===== PROVIDED ENTRIES

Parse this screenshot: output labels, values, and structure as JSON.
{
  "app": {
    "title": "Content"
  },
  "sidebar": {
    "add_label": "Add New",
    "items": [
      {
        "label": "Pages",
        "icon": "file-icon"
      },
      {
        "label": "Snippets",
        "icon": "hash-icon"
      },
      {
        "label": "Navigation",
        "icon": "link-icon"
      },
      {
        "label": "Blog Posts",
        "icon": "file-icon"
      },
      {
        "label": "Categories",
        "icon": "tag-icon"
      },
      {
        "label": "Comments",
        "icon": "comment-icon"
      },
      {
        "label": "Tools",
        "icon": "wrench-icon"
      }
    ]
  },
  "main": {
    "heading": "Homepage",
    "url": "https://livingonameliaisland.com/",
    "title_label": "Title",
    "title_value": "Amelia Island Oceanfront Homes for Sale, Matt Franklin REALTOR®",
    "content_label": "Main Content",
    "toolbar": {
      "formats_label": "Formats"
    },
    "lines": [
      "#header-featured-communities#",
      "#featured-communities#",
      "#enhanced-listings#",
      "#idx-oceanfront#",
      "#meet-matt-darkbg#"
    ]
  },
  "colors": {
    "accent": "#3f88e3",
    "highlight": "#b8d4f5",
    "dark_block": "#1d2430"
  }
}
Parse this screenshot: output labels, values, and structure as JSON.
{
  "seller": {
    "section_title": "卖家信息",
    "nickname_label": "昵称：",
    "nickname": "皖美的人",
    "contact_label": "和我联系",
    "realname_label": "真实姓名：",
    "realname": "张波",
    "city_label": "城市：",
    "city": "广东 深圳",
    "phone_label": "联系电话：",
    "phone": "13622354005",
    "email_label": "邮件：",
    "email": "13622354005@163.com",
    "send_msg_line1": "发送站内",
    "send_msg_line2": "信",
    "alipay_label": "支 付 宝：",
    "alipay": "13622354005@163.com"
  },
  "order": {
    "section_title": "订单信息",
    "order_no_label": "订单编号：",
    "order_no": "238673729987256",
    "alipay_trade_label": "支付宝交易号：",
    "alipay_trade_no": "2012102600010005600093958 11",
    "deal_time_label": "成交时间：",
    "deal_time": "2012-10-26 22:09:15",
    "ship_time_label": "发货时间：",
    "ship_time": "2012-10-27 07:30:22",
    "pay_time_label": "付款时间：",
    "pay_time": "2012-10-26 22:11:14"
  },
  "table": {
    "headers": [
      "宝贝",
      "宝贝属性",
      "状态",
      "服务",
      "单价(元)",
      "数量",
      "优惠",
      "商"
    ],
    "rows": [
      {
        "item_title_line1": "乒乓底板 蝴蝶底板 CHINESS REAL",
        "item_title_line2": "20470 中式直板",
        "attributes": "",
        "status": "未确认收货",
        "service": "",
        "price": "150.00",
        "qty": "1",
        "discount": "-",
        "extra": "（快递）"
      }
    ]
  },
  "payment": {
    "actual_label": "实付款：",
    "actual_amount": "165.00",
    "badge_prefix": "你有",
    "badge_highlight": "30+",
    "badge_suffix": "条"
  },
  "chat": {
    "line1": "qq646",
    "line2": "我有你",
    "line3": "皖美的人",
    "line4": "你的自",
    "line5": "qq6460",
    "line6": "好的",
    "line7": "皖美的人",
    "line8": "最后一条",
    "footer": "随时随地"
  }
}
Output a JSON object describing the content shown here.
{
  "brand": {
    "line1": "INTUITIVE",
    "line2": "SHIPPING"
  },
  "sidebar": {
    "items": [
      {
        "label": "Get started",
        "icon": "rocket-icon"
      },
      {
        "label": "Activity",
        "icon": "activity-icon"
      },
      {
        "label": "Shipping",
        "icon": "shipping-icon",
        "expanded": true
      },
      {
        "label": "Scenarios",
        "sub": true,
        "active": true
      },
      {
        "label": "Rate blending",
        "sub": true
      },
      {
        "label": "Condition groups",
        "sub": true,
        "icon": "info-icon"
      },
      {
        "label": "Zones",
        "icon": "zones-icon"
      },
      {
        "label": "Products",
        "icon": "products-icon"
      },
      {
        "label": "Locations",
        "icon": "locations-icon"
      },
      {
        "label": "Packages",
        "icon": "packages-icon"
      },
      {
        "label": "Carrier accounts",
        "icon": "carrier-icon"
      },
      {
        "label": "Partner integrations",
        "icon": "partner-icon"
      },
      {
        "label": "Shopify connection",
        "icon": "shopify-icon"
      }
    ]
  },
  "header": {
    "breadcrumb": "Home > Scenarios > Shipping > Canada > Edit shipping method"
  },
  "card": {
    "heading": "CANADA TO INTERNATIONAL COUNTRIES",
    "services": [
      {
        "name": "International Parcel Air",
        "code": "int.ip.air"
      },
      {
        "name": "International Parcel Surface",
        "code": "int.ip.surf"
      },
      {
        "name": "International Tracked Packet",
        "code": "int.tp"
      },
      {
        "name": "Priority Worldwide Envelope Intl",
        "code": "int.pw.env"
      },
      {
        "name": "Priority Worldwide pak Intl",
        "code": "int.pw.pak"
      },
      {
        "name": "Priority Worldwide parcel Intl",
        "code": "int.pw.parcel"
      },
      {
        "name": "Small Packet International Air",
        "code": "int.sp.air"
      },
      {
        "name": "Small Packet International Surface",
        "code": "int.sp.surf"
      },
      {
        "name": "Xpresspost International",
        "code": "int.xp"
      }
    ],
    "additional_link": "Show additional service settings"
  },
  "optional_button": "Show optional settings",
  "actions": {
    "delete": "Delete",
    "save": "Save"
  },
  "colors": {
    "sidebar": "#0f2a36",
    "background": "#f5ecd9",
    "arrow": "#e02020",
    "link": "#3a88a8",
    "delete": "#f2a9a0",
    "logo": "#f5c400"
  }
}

==========

■ STATED EXERCISE
Retype the data in full and match it exactly.

■ THE COMPLETED TASK
Parse this screenshot: output labels, values, and structure as JSON.
{
  "app": {
    "title": "Content"
  },
  "sidebar": {
    "add_label": "Add New",
    "items": [
      {
        "label": "Pages",
        "icon": "file-icon"
      },
      {
        "label": "Snippets",
        "icon": "hash-icon"
      },
      {
        "label": "Navigation",
        "icon": "link-icon"
      },
      {
        "label": "Blog Posts",
        "icon": "file-icon"
      },
      {
        "label": "Categories",
        "icon": "tag-icon"
      },
      {
        "label": "Comments",
        "icon": "comment-icon"
      },
      {
        "label": "Tools",
        "icon": "wrench-icon"
      }
    ]
  },
  "main": {
    "heading": "Homepage",
    "url": "https://livingonameliaisland.com/",
    "title_label": "Title",
    "title_value": "Amelia Island Oceanfront Homes for Sale, Matt Franklin REALTOR®",
    "content_label": "Main Content",
    "toolbar": {
      "formats_label": "Formats"
    },
    "lines": [
      "#header-featured-communities#",
      "#featured-communities#",
      "#enhanced-listings#",
      "#idx-oceanfront#",
      "#meet-matt-darkbg#"
    ]
  },
  "colors": {
    "accent": "#3f88e3",
    "highlight": "#b8d4f5",
    "dark_block": "#1d2430"
  }
}
Parse this screenshot: output labels, values, and structure as JSON.
{
  "seller": {
    "section_title": "卖家信息",
    "nickname_label": "昵称：",
    "nickname": "皖美的人",
    "contact_label": "和我联系",
    "realname_label": "真实姓名：",
    "realname": "张波",
    "city_label": "城市：",
    "city": "广东 深圳",
    "phone_label": "联系电话：",
    "phone": "13622354005",
    "email_label": "邮件：",
    "email": "13622354005@163.com",
    "send_msg_line1": "发送站内",
    "send_msg_line2": "信",
    "alipay_label": "支 付 宝：",
    "alipay": "13622354005@163.com"
  },
  "order": {
    "section_title": "订单信息",
    "order_no_label": "订单编号：",
    "order_no": "238673729987256",
    "alipay_trade_label": "支付宝交易号：",
    "alipay_trade_no": "2012102600010005600093958 11",
    "deal_time_label": "成交时间：",
    "deal_time": "2012-10-26 22:09:15",
    "ship_time_label": "发货时间：",
    "ship_time": "2012-10-27 07:30:22",
    "pay_time_label": "付款时间：",
    "pay_time": "2012-10-26 22:11:14"
  },
  "table": {
    "headers": [
      "宝贝",
      "宝贝属性",
      "状态",
      "服务",
      "单价(元)",
      "数量",
      "优惠",
      "商"
    ],
    "rows": [
      {
        "item_title_line1": "乒乓底板 蝴蝶底板 CHINESS REAL",
        "item_title_line2": "20470 中式直板",
        "attributes": "",
        "status": "未确认收货",
        "service": "",
        "price": "150.00",
        "qty": "1",
        "discount": "-",
        "extra": "（快递）"
      }
    ]
  },
  "payment": {
    "actual_label": "实付款：",
    "actual_amount": "165.00",
    "badge_prefix": "你有",
    "badge_highlight": "30+",
    "badge_suffix": "条"
  },
  "chat": {
    "line1": "qq646",
    "line2": "我有你",
    "line3": "皖美的人",
    "line4": "你的自",
    "line5": "qq6460",
    "line6": "好的",
    "line7": "皖美的人",
    "line8": "最后一条",
    "footer": "随时随地"
  }
}
Output a JSON object describing the content shown here.
{
  "brand": {
    "line1": "INTUITIVE",
    "line2": "SHIPPING"
  },
  "sidebar": {
    "items": [
      {
        "label": "Get started",
        "icon": "rocket-icon"
      },
      {
        "label": "Activity",
        "icon": "activity-icon"
      },
      {
        "label": "Shipping",
        "icon": "shipping-icon",
        "expanded": true
      },
      {
        "label": "Scenarios",
        "sub": true,
        "active": true
      },
      {
        "label": "Rate blending",
        "sub": true
      },
      {
        "label": "Condition groups",
        "sub": true,
        "icon": "info-icon"
      },
      {
        "label": "Zones",
        "icon": "zones-icon"
      },
      {
        "label": "Products",
        "icon": "products-icon"
      },
      {
        "label": "Locations",
        "icon": "locations-icon"
      },
      {
        "label": "Packages",
        "icon": "packages-icon"
      },
      {
        "label": "Carrier accounts",
        "icon": "carrier-icon"
      },
      {
        "label": "Partner integrations",
        "icon": "partner-icon"
      },
      {
        "label": "Shopify connection",
        "icon": "shopify-icon"
      }
    ]
  },
  "header": {
    "breadcrumb": "Home > Scenarios > Shipping > Canada > Edit shipping method"
  },
  "card": {
    "heading": "CANADA TO INTERNATIONAL COUNTRIES",
    "services": [
      {
        "name": "International Parcel Air",
        "code": "int.ip.air"
      },
      {
        "name": "International Parcel Surface",
        "code": "int.ip.surf"
      },
      {
        "name": "International Tracked Packet",
        "code": "int.tp"
      },
      {
        "name": "Priority Worldwide Envelope Intl",
        "code": "int.pw.env"
      },
      {
        "name": "Priority Worldwide pak Intl",
        "code": "int.pw.pak"
      },
      {
        "name": "Priority Worldwide parcel Intl",
        "code": "int.pw.parcel"
      },
      {
        "name": "Small Packet International Air",
        "code": "int.sp.air"
      },
      {
        "name": "Small Packet International Surface",
        "code": "int.sp.surf"
      },
      {
        "name": "Xpresspost International",
        "code": "int.xp"
      }
    ],
    "additional_link": "Show additional service settings"
  },
  "optional_button": "Show optional settings",
  "actions": {
    "delete": "Delete",
    "save": "Save"
  },
  "colors": {
    "sidebar": "#0f2a36",
    "background": "#f5ecd9",
    "arrow": "#e02020",
    "link": "#3a88a8",
    "delete": "#f2a9a0",
    "logo": "#f5c400"
  }
}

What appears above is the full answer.